* [TASK DIRECTIONS] Look through the material below, count the lines containing the word "있습니까", and state only the count.
+---+
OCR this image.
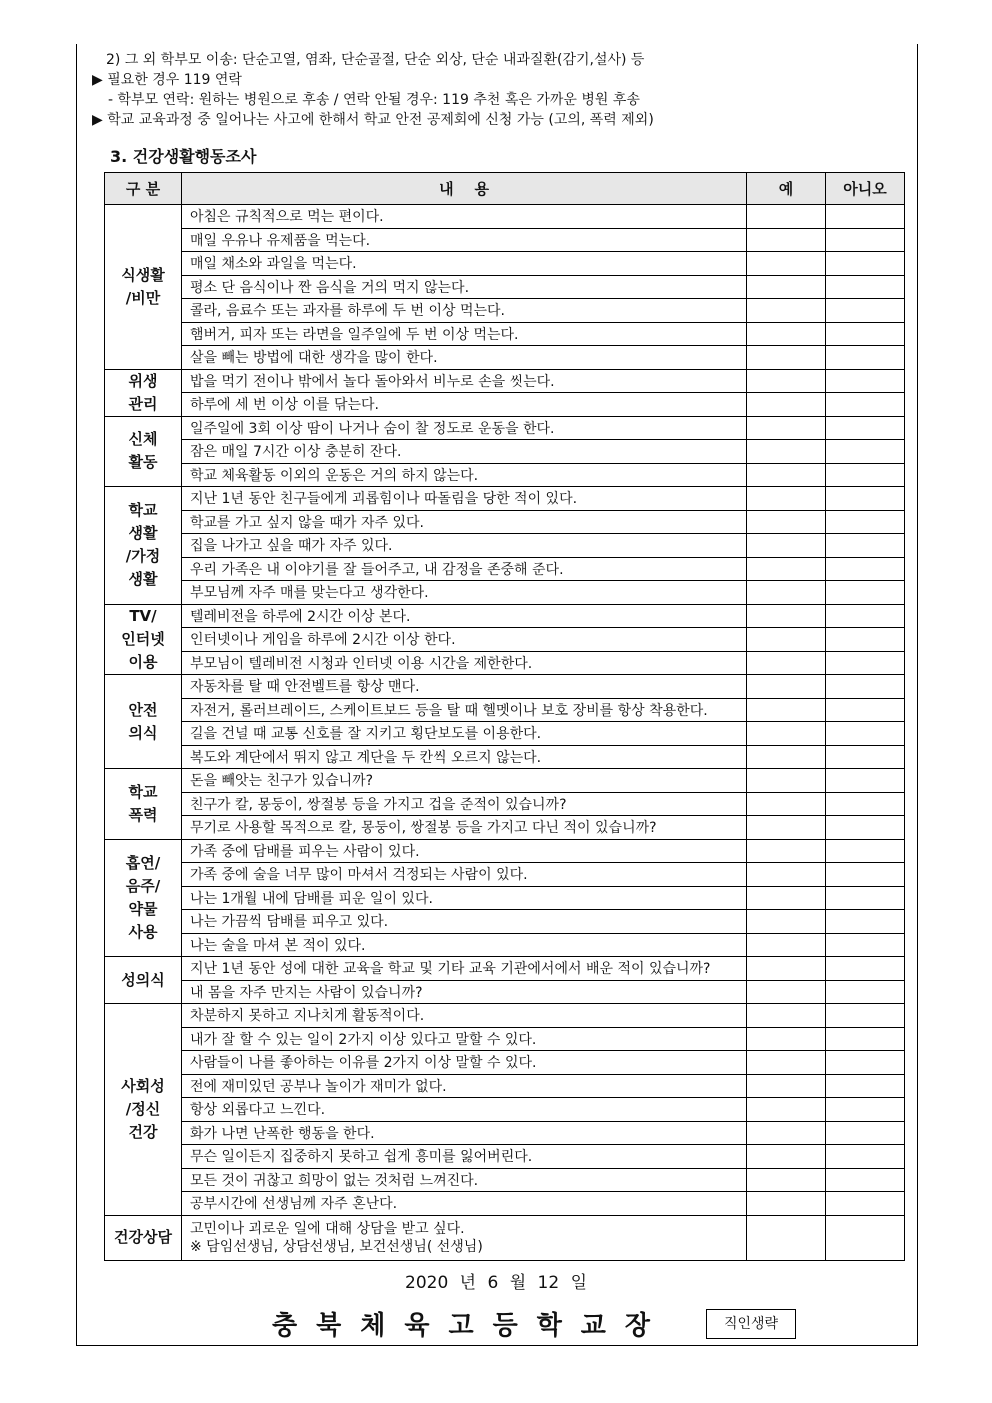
2) 그 외 학부모 이송: 단순고열, 염좌, 단순골절, 단순 외상, 단순 내과질환(감기,설사) 등
▶ 필요한 경우 119 연락
- 학부모 연락: 원하는 병원으로 후송 / 연락 안될 경우: 119 추천 혹은 가까운 병원 후송
▶ 학교 교육과정 중 일어나는 사고에 한해서 학교 안전 공제회에 신청 가능 (고의, 폭력 제외)
3. 건강생활행동조사
구 분	내    용	예	아니오
식생활
/비만	아침은 규칙적으로 먹는 편이다.		
	매일 우유나 유제품을 먹는다.		
	매일 채소와 과일을 먹는다.		
	평소 단 음식이나 짠 음식을 거의 먹지 않는다.		
	콜라, 음료수 또는 과자를 하루에 두 번 이상 먹는다.		
	햄버거, 피자 또는 라면을 일주일에 두 번 이상 먹는다.		
	살을 빼는 방법에 대한 생각을 많이 한다.		
위생
관리	밥을 먹기 전이나 밖에서 놀다 돌아와서 비누로 손을 씻는다.		
	하루에 세 번 이상 이를 닦는다.		
신체
활동	일주일에 3회 이상 땀이 나거나 숨이 찰 정도로 운동을 한다.		
	잠은 매일 7시간 이상 충분히 잔다.		
	학교 체육활동 이외의 운동은 거의 하지 않는다.		
학교
생활
/가정
생활	지난 1년 동안 친구들에게 괴롭힘이나 따돌림을 당한 적이 있다.		
	학교를 가고 싶지 않을 때가 자주 있다.		
	집을 나가고 싶을 때가 자주 있다.		
	우리 가족은 내 이야기를 잘 들어주고, 내 감정을 존중해 준다.		
	부모님께 자주 매를 맞는다고 생각한다.		
TV/
인터넷
이용	텔레비전을 하루에 2시간 이상 본다.		
	인터넷이나 게임을 하루에 2시간 이상 한다.		
	부모님이 텔레비전 시청과 인터넷 이용 시간을 제한한다.		
안전
의식	자동차를 탈 때 안전벨트를 항상 맨다.		
	자전거, 롤러브레이드, 스케이트보드 등을 탈 때 헬멧이나 보호 장비를 항상 착용한다.		
	길을 건널 때 교통 신호를 잘 지키고 횡단보도를 이용한다.		
	복도와 계단에서 뛰지 않고 계단을 두 칸씩 오르지 않는다.		
학교
폭력	돈을 빼앗는 친구가 있습니까?		
	친구가 칼, 몽둥이, 쌍절봉 등을 가지고 겁을 준적이 있습니까?		
	무기로 사용할 목적으로 칼, 몽둥이, 쌍절봉 등을 가지고 다닌 적이 있습니까?		
흡연/
음주/
약물
사용	가족 중에 담배를 피우는 사람이 있다.		
	가족 중에 술을 너무 많이 마셔서 걱정되는 사람이 있다.		
	나는 1개월 내에 담배를 피운 일이 있다.		
	나는 가끔씩 담배를 피우고 있다.		
	나는 술을 마셔 본 적이 있다.		
성의식	지난 1년 동안 성에 대한 교육을 학교 및 기타 교육 기관에서에서 배운 적이 있습니까?		
	내 몸을 자주 만지는 사람이 있습니까?		
사회성
/정신
건강	차분하지 못하고 지나치게 활동적이다.		
	내가 잘 할 수 있는 일이 2가지 이상 있다고 말할 수 있다.		
	사람들이 나를 좋아하는 이유를 2가지 이상 말할 수 있다.		
	전에 재미있던 공부나 놀이가 재미가 없다.		
	항상 외롭다고 느낀다.		
	화가 나면 난폭한 행동을 한다.		
	무슨 일이든지 집중하지 못하고 쉽게 흥미를 잃어버린다.		
	모든 것이 귀찮고 희망이 없는 것처럼 느껴진다.		
	공부시간에 선생님께 자주 혼난다.		
건강상담	고민이나 괴로운 일에 대해 상담을 받고 싶다.
※ 담임선생님, 상담선생님, 보건선생님( 선생님)		
2020 년 6 월 12 일
충북체육고등학교장	직인생략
+---+
* [SOLUTION TO THIS PROBLEM] 5